### [WHAT YOU WILL DO]
Leave the pictures out and print every record below exactly as it stands.

### [SUPPLIED MATERIAL]
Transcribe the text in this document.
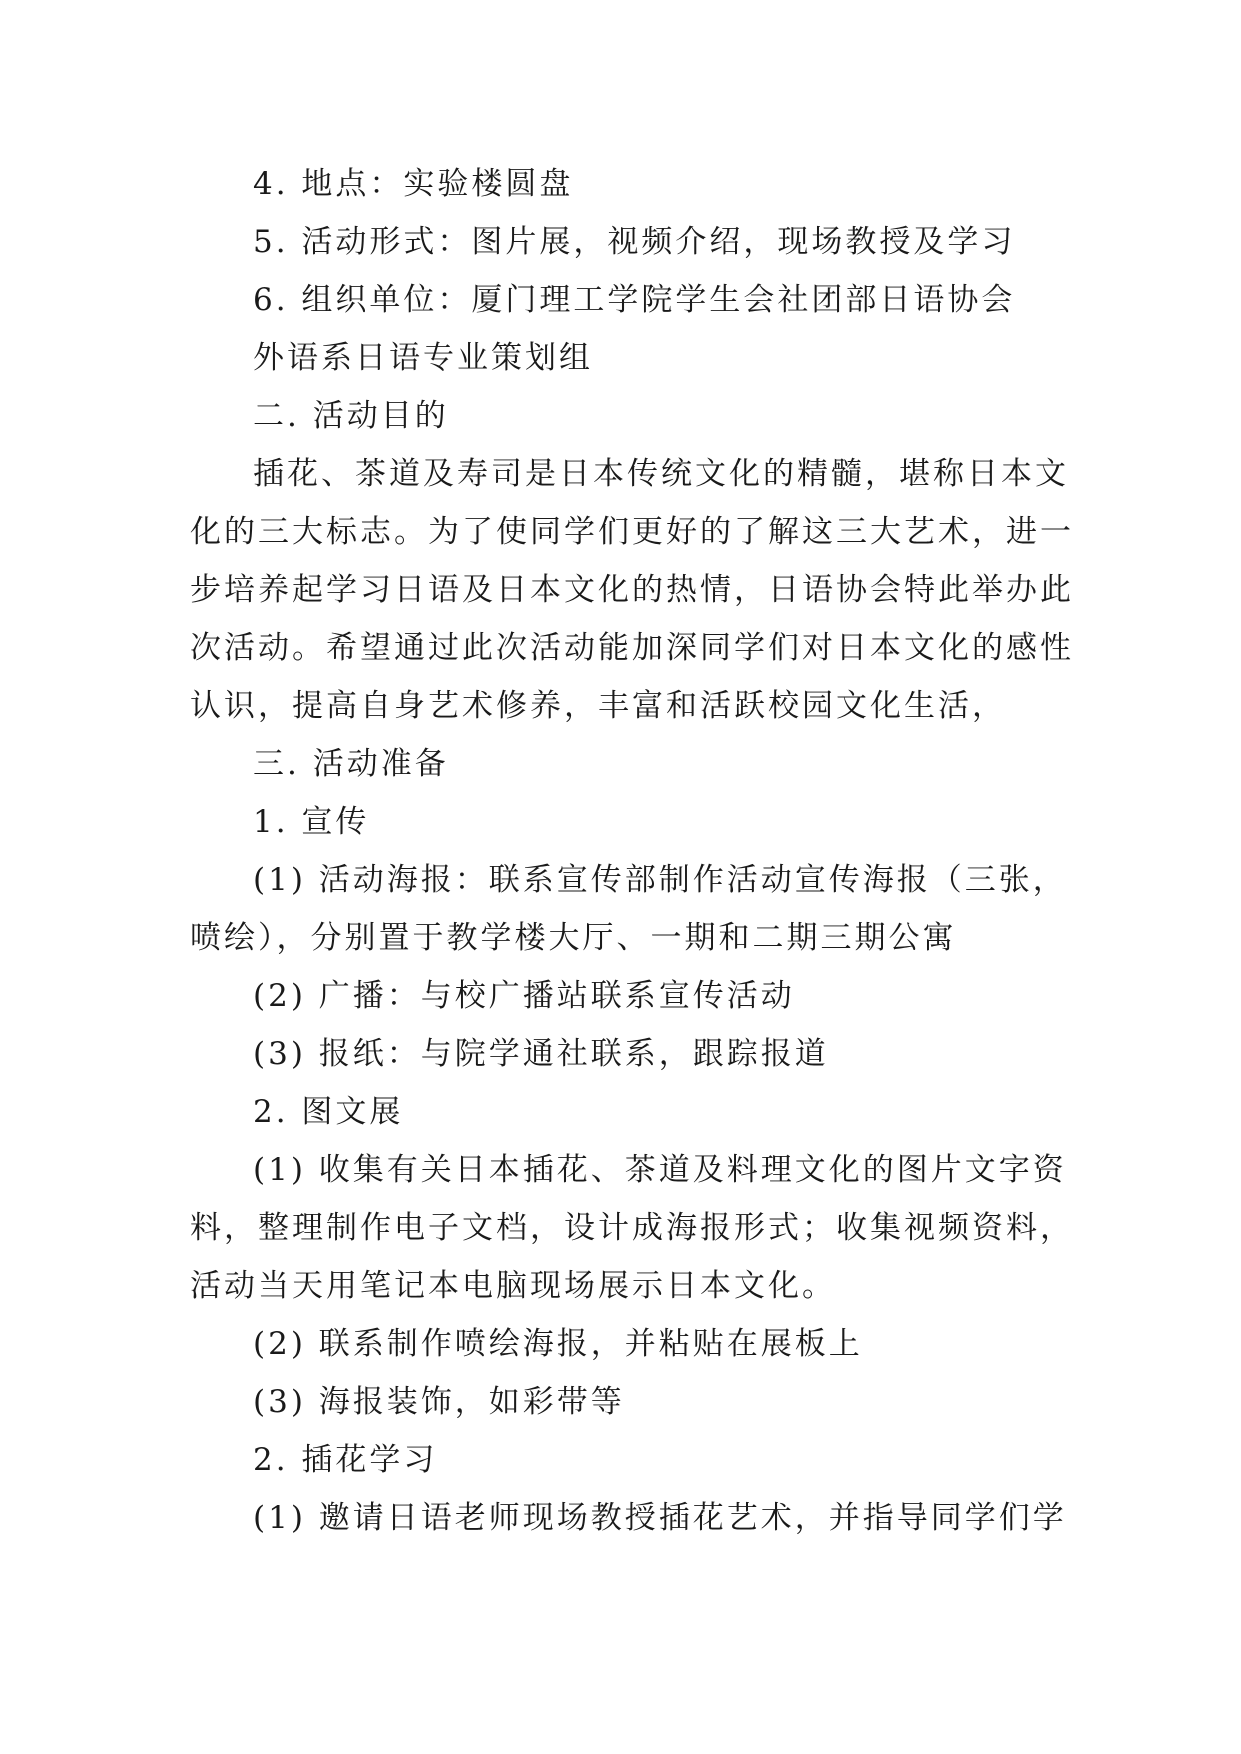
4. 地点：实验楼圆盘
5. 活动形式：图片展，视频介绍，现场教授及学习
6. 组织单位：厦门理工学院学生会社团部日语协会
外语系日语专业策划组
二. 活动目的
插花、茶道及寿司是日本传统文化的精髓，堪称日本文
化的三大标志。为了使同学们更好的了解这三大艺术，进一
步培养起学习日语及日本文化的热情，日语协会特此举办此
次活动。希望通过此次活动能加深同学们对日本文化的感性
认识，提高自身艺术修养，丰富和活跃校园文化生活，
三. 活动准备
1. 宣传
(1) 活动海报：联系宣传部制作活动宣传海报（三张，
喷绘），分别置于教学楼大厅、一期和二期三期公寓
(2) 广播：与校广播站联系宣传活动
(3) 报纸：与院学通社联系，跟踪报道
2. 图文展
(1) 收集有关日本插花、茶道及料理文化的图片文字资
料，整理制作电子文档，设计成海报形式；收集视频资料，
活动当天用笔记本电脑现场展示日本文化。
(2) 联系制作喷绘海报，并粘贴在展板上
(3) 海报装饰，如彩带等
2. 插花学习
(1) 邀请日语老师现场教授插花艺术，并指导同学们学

### [TASK ANSWER]
Transcribe the text in this document.
4. 地点：实验楼圆盘
5. 活动形式：图片展，视频介绍，现场教授及学习
6. 组织单位：厦门理工学院学生会社团部日语协会
外语系日语专业策划组
二. 活动目的
插花、茶道及寿司是日本传统文化的精髓，堪称日本文
化的三大标志。为了使同学们更好的了解这三大艺术，进一
步培养起学习日语及日本文化的热情，日语协会特此举办此
次活动。希望通过此次活动能加深同学们对日本文化的感性
认识，提高自身艺术修养，丰富和活跃校园文化生活，
三. 活动准备
1. 宣传
(1) 活动海报：联系宣传部制作活动宣传海报（三张，
喷绘），分别置于教学楼大厅、一期和二期三期公寓
(2) 广播：与校广播站联系宣传活动
(3) 报纸：与院学通社联系，跟踪报道
2. 图文展
(1) 收集有关日本插花、茶道及料理文化的图片文字资
料，整理制作电子文档，设计成海报形式；收集视频资料，
活动当天用笔记本电脑现场展示日本文化。
(2) 联系制作喷绘海报，并粘贴在展板上
(3) 海报装饰，如彩带等
2. 插花学习
(1) 邀请日语老师现场教授插花艺术，并指导同学们学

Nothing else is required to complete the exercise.